Find the string "ofertados" in the data, then copy every line where it is found.

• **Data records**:
------------------------------------------------------------------------
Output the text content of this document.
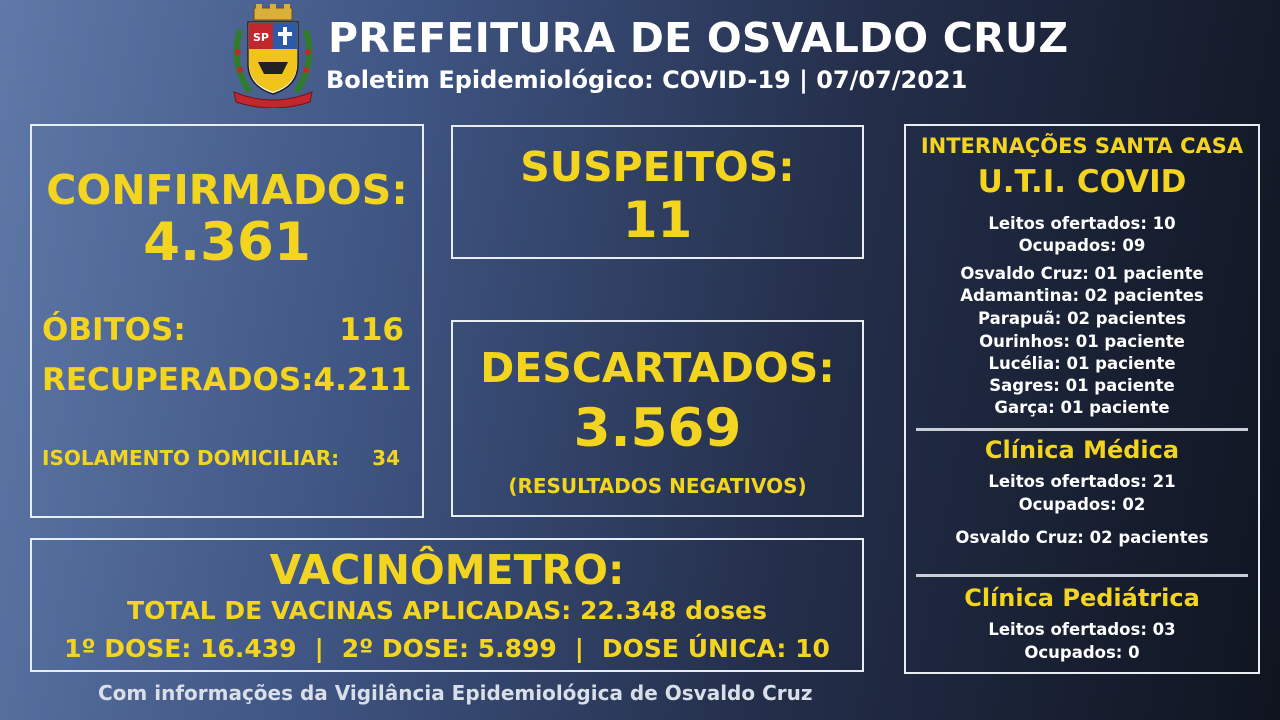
SP PREFEITURA DE OSVALDO CRUZ
Boletim Epidemiológico: COVID-19 | 07/07/2021
CONFIRMADOS:
4.361
ÓBITOS:	116
RECUPERADOS: 4.211
ISOLAMENTO DOMICILIAR: 34
SUSPEITOS:
11
DESCARTADOS:
3.569
(RESULTADOS NEGATIVOS)
VACINÔMETRO:
TOTAL DE VACINAS APLICADAS: 22.348 doses
1º DOSE: 16.439 | 2º DOSE: 5.899 | DOSE ÚNICA: 10
INTERNAÇÕES SANTA CASA
U.T.I. COVID
Leitos ofertados: 10
Ocupados: 09
Osvaldo Cruz: 01 paciente
Adamantina: 02 pacientes
Parapuã: 02 pacientes
Ourinhos: 01 paciente
Lucélia: 01 paciente
Sagres: 01 paciente
Garça: 01 paciente
Clínica Médica
Leitos ofertados: 21
Ocupados: 02
Osvaldo Cruz: 02 pacientes
Clínica Pediátrica
Leitos ofertados: 03
Ocupados: 0
Com informações da Vigilância Epidemiológica de Osvaldo Cruz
------------------------------------------------------------------------
• **CORRECT RESULT**:
Leitos ofertados: 10
Leitos ofertados: 21
Leitos ofertados: 03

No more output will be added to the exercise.